### Task:
Extract, from the records beneath this instruction, each line that contains the word "Antenna".
─── Provided records
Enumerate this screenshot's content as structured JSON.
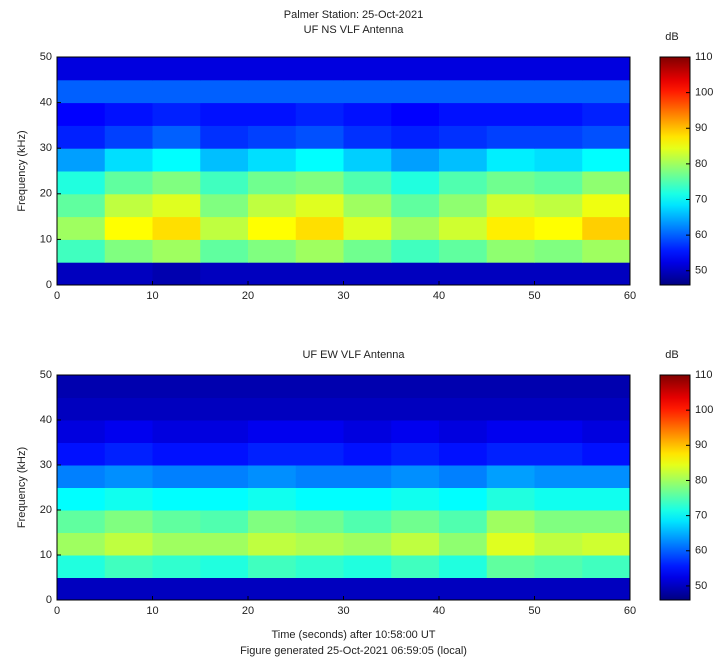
{
  "chart_data": [
    {
      "type": "heatmap",
      "title": "Palmer Station: 25-Oct-2021",
      "subtitle": "UF NS VLF Antenna",
      "y_label": "Frequency (kHz)",
      "colorbar_label": "dB",
      "colormap": "jet",
      "xbins": [
        0,
        5,
        10,
        15,
        20,
        25,
        30,
        35,
        40,
        45,
        50,
        55,
        60
      ],
      "ybins": [
        0,
        5,
        10,
        15,
        20,
        25,
        30,
        35,
        40,
        45,
        50
      ],
      "values": [
        [
          50,
          50,
          49,
          50,
          50,
          50,
          50,
          50,
          50,
          50,
          50,
          50
        ],
        [
          74,
          78,
          80,
          76,
          78,
          80,
          77,
          74,
          76,
          79,
          78,
          80
        ],
        [
          80,
          86,
          88,
          82,
          86,
          88,
          84,
          80,
          83,
          87,
          86,
          89
        ],
        [
          76,
          82,
          84,
          78,
          82,
          84,
          80,
          76,
          79,
          83,
          82,
          85
        ],
        [
          72,
          76,
          78,
          74,
          77,
          78,
          75,
          72,
          75,
          77,
          76,
          79
        ],
        [
          64,
          68,
          70,
          66,
          68,
          70,
          67,
          64,
          66,
          69,
          68,
          70
        ],
        [
          56,
          58,
          60,
          57,
          58,
          59,
          57,
          56,
          57,
          58,
          58,
          59
        ],
        [
          54,
          55,
          56,
          55,
          55,
          56,
          55,
          54,
          55,
          55,
          55,
          56
        ],
        [
          60,
          60,
          60,
          60,
          60,
          60,
          60,
          60,
          60,
          60,
          60,
          60
        ],
        [
          52,
          52,
          52,
          52,
          52,
          52,
          52,
          52,
          52,
          52,
          52,
          52
        ]
      ],
      "xlim": [
        0,
        60
      ],
      "xticks": [
        0,
        10,
        20,
        30,
        40,
        50,
        60
      ],
      "ylim": [
        0,
        50
      ],
      "yticks": [
        0,
        10,
        20,
        30,
        40,
        50
      ],
      "clim": [
        46,
        110
      ],
      "cticks": [
        50,
        60,
        70,
        80,
        90,
        100,
        110
      ]
    },
    {
      "type": "heatmap",
      "title": "UF EW VLF Antenna",
      "y_label": "Frequency (kHz)",
      "x_label": "Time (seconds) after 10:58:00 UT",
      "note": "Figure generated 25-Oct-2021 06:59:05 (local)",
      "colorbar_label": "dB",
      "colormap": "jet",
      "xbins": [
        0,
        5,
        10,
        15,
        20,
        25,
        30,
        35,
        40,
        45,
        50,
        55,
        60
      ],
      "ybins": [
        0,
        5,
        10,
        15,
        20,
        25,
        30,
        35,
        40,
        45,
        50
      ],
      "values": [
        [
          50,
          50,
          50,
          50,
          50,
          50,
          50,
          50,
          50,
          50,
          50,
          50
        ],
        [
          72,
          74,
          73,
          72,
          74,
          73,
          72,
          74,
          72,
          76,
          75,
          74
        ],
        [
          80,
          82,
          80,
          80,
          82,
          81,
          80,
          82,
          79,
          84,
          82,
          83
        ],
        [
          76,
          78,
          76,
          75,
          78,
          77,
          75,
          77,
          75,
          80,
          78,
          78
        ],
        [
          70,
          71,
          70,
          70,
          71,
          70,
          70,
          71,
          70,
          72,
          71,
          71
        ],
        [
          62,
          63,
          62,
          62,
          63,
          62,
          62,
          63,
          62,
          64,
          63,
          63
        ],
        [
          55,
          56,
          55,
          55,
          56,
          56,
          55,
          56,
          55,
          56,
          56,
          55
        ],
        [
          52,
          53,
          52,
          52,
          53,
          53,
          52,
          53,
          52,
          53,
          53,
          52
        ],
        [
          50,
          50,
          50,
          50,
          50,
          50,
          50,
          50,
          50,
          50,
          50,
          50
        ],
        [
          49,
          49,
          49,
          49,
          49,
          49,
          49,
          49,
          49,
          49,
          49,
          49
        ]
      ],
      "xlim": [
        0,
        60
      ],
      "xticks": [
        0,
        10,
        20,
        30,
        40,
        50,
        60
      ],
      "ylim": [
        0,
        50
      ],
      "yticks": [
        0,
        10,
        20,
        30,
        40,
        50
      ],
      "clim": [
        46,
        110
      ],
      "cticks": [
        50,
        60,
        70,
        80,
        90,
        100,
        110
      ]
    }
  ]
}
──────
### Answer in full:
      "subtitle": "UF NS VLF Antenna",
      "title": "UF EW VLF Antenna",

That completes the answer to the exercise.